### Work instructions
Write out each line word for word. Drop pictures.

### Data in this exercise
-- BEGIN --
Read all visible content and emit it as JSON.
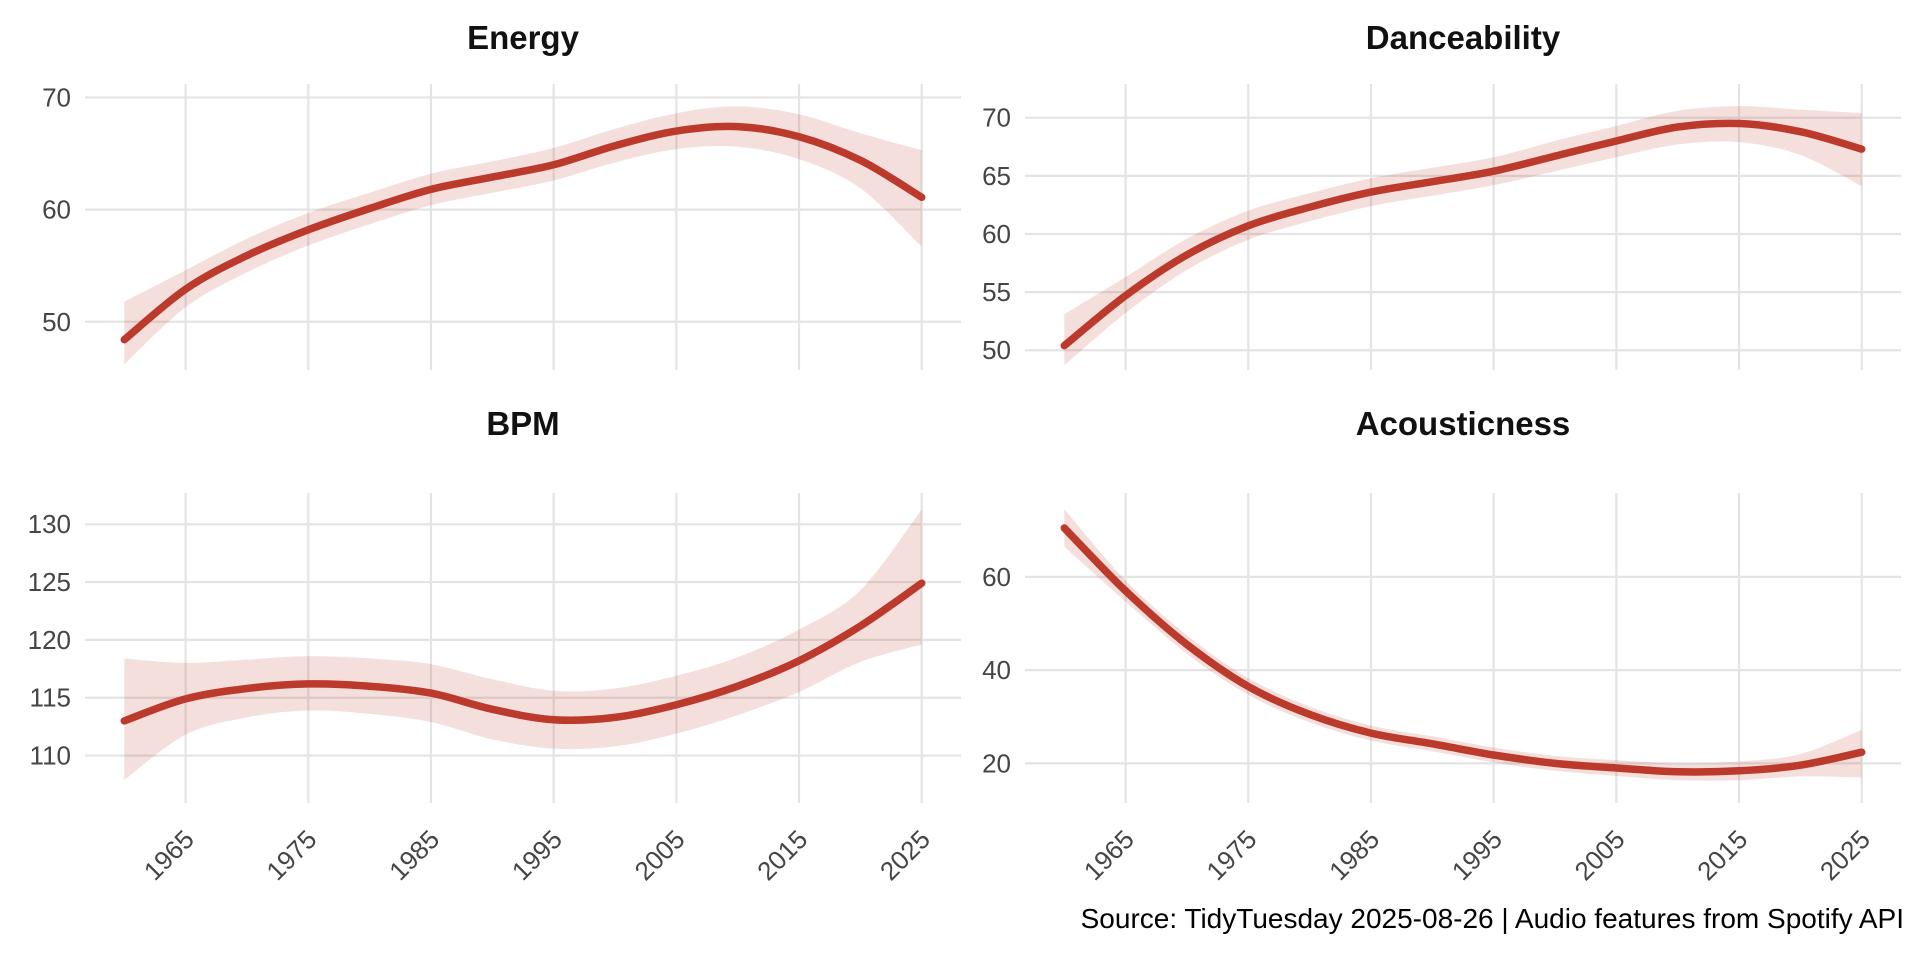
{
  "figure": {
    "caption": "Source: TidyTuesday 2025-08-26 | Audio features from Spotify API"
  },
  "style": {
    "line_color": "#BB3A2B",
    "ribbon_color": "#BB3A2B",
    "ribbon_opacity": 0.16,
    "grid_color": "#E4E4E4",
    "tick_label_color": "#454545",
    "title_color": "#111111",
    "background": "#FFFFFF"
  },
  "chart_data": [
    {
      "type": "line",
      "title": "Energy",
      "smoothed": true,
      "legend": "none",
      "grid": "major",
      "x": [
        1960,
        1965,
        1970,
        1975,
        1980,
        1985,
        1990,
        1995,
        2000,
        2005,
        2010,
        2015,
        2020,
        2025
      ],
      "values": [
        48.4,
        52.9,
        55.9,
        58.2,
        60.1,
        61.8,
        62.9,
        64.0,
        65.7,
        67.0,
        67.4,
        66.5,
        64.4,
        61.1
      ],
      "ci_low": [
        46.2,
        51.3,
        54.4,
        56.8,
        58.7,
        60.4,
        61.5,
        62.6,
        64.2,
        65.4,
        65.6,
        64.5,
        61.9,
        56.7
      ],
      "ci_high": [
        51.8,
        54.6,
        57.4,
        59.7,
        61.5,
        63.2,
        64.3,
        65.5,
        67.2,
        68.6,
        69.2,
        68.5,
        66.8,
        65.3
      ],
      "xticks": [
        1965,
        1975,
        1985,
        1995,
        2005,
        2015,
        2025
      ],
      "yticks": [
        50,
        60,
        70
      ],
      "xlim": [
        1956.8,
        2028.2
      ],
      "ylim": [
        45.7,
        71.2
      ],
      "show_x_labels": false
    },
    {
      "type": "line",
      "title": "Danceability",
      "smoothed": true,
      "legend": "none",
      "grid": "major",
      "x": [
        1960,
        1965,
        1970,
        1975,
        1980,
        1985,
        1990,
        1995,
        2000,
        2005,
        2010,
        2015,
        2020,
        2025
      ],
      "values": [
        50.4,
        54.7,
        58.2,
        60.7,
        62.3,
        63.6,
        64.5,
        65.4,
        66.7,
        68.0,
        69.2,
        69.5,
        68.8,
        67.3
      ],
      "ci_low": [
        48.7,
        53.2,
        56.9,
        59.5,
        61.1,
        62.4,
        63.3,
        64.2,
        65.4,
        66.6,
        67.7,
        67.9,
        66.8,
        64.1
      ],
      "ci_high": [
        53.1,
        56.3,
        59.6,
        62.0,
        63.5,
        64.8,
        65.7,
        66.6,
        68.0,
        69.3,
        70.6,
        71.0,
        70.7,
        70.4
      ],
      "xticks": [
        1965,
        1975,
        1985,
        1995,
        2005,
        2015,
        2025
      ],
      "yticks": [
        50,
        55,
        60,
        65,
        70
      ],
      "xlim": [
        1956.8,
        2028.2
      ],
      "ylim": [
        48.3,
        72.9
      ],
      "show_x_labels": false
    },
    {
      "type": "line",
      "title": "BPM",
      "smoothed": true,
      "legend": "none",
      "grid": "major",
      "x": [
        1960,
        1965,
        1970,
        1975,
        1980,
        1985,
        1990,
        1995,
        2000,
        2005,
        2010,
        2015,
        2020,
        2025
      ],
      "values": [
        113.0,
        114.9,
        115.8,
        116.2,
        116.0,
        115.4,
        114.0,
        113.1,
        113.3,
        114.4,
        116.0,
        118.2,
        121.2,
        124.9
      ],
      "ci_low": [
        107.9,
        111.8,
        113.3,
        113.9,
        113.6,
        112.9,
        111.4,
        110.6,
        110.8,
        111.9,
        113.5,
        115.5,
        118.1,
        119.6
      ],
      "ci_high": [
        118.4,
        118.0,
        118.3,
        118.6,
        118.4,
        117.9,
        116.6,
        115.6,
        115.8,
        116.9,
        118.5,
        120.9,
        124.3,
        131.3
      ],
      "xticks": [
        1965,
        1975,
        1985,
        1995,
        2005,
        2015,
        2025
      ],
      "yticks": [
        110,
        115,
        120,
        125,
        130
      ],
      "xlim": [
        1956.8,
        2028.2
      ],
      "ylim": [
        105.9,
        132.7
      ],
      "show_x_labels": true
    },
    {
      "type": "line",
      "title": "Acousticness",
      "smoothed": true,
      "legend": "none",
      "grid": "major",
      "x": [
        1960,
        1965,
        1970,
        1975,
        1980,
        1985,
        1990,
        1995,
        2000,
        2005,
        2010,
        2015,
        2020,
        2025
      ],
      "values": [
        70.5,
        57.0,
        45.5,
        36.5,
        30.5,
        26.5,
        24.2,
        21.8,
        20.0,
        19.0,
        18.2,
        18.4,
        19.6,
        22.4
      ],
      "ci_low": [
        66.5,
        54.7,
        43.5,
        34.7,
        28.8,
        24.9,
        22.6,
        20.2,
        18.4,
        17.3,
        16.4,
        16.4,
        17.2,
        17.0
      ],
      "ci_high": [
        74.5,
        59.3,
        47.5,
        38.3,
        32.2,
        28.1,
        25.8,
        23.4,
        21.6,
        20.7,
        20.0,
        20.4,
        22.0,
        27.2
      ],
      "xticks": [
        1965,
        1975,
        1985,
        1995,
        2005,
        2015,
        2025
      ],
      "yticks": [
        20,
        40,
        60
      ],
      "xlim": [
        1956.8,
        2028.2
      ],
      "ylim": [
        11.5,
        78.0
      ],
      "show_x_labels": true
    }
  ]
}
-- END --
### Task solution
Read all visible content and emit it as JSON.
{
  "figure": {
    "caption": "Source: TidyTuesday 2025-08-26 | Audio features from Spotify API"
  },
  "style": {
    "line_color": "#BB3A2B",
    "ribbon_color": "#BB3A2B",
    "ribbon_opacity": 0.16,
    "grid_color": "#E4E4E4",
    "tick_label_color": "#454545",
    "title_color": "#111111",
    "background": "#FFFFFF"
  },
  "chart_data": [
    {
      "type": "line",
      "title": "Energy",
      "smoothed": true,
      "legend": "none",
      "grid": "major",
      "x": [
        1960,
        1965,
        1970,
        1975,
        1980,
        1985,
        1990,
        1995,
        2000,
        2005,
        2010,
        2015,
        2020,
        2025
      ],
      "values": [
        48.4,
        52.9,
        55.9,
        58.2,
        60.1,
        61.8,
        62.9,
        64.0,
        65.7,
        67.0,
        67.4,
        66.5,
        64.4,
        61.1
      ],
      "ci_low": [
        46.2,
        51.3,
        54.4,
        56.8,
        58.7,
        60.4,
        61.5,
        62.6,
        64.2,
        65.4,
        65.6,
        64.5,
        61.9,
        56.7
      ],
      "ci_high": [
        51.8,
        54.6,
        57.4,
        59.7,
        61.5,
        63.2,
        64.3,
        65.5,
        67.2,
        68.6,
        69.2,
        68.5,
        66.8,
        65.3
      ],
      "xticks": [
        1965,
        1975,
        1985,
        1995,
        2005,
        2015,
        2025
      ],
      "yticks": [
        50,
        60,
        70
      ],
      "xlim": [
        1956.8,
        2028.2
      ],
      "ylim": [
        45.7,
        71.2
      ],
      "show_x_labels": false
    },
    {
      "type": "line",
      "title": "Danceability",
      "smoothed": true,
      "legend": "none",
      "grid": "major",
      "x": [
        1960,
        1965,
        1970,
        1975,
        1980,
        1985,
        1990,
        1995,
        2000,
        2005,
        2010,
        2015,
        2020,
        2025
      ],
      "values": [
        50.4,
        54.7,
        58.2,
        60.7,
        62.3,
        63.6,
        64.5,
        65.4,
        66.7,
        68.0,
        69.2,
        69.5,
        68.8,
        67.3
      ],
      "ci_low": [
        48.7,
        53.2,
        56.9,
        59.5,
        61.1,
        62.4,
        63.3,
        64.2,
        65.4,
        66.6,
        67.7,
        67.9,
        66.8,
        64.1
      ],
      "ci_high": [
        53.1,
        56.3,
        59.6,
        62.0,
        63.5,
        64.8,
        65.7,
        66.6,
        68.0,
        69.3,
        70.6,
        71.0,
        70.7,
        70.4
      ],
      "xticks": [
        1965,
        1975,
        1985,
        1995,
        2005,
        2015,
        2025
      ],
      "yticks": [
        50,
        55,
        60,
        65,
        70
      ],
      "xlim": [
        1956.8,
        2028.2
      ],
      "ylim": [
        48.3,
        72.9
      ],
      "show_x_labels": false
    },
    {
      "type": "line",
      "title": "BPM",
      "smoothed": true,
      "legend": "none",
      "grid": "major",
      "x": [
        1960,
        1965,
        1970,
        1975,
        1980,
        1985,
        1990,
        1995,
        2000,
        2005,
        2010,
        2015,
        2020,
        2025
      ],
      "values": [
        113.0,
        114.9,
        115.8,
        116.2,
        116.0,
        115.4,
        114.0,
        113.1,
        113.3,
        114.4,
        116.0,
        118.2,
        121.2,
        124.9
      ],
      "ci_low": [
        107.9,
        111.8,
        113.3,
        113.9,
        113.6,
        112.9,
        111.4,
        110.6,
        110.8,
        111.9,
        113.5,
        115.5,
        118.1,
        119.6
      ],
      "ci_high": [
        118.4,
        118.0,
        118.3,
        118.6,
        118.4,
        117.9,
        116.6,
        115.6,
        115.8,
        116.9,
        118.5,
        120.9,
        124.3,
        131.3
      ],
      "xticks": [
        1965,
        1975,
        1985,
        1995,
        2005,
        2015,
        2025
      ],
      "yticks": [
        110,
        115,
        120,
        125,
        130
      ],
      "xlim": [
        1956.8,
        2028.2
      ],
      "ylim": [
        105.9,
        132.7
      ],
      "show_x_labels": true
    },
    {
      "type": "line",
      "title": "Acousticness",
      "smoothed": true,
      "legend": "none",
      "grid": "major",
      "x": [
        1960,
        1965,
        1970,
        1975,
        1980,
        1985,
        1990,
        1995,
        2000,
        2005,
        2010,
        2015,
        2020,
        2025
      ],
      "values": [
        70.5,
        57.0,
        45.5,
        36.5,
        30.5,
        26.5,
        24.2,
        21.8,
        20.0,
        19.0,
        18.2,
        18.4,
        19.6,
        22.4
      ],
      "ci_low": [
        66.5,
        54.7,
        43.5,
        34.7,
        28.8,
        24.9,
        22.6,
        20.2,
        18.4,
        17.3,
        16.4,
        16.4,
        17.2,
        17.0
      ],
      "ci_high": [
        74.5,
        59.3,
        47.5,
        38.3,
        32.2,
        28.1,
        25.8,
        23.4,
        21.6,
        20.7,
        20.0,
        20.4,
        22.0,
        27.2
      ],
      "xticks": [
        1965,
        1975,
        1985,
        1995,
        2005,
        2015,
        2025
      ],
      "yticks": [
        20,
        40,
        60
      ],
      "xlim": [
        1956.8,
        2028.2
      ],
      "ylim": [
        11.5,
        78.0
      ],
      "show_x_labels": true
    }
  ]
}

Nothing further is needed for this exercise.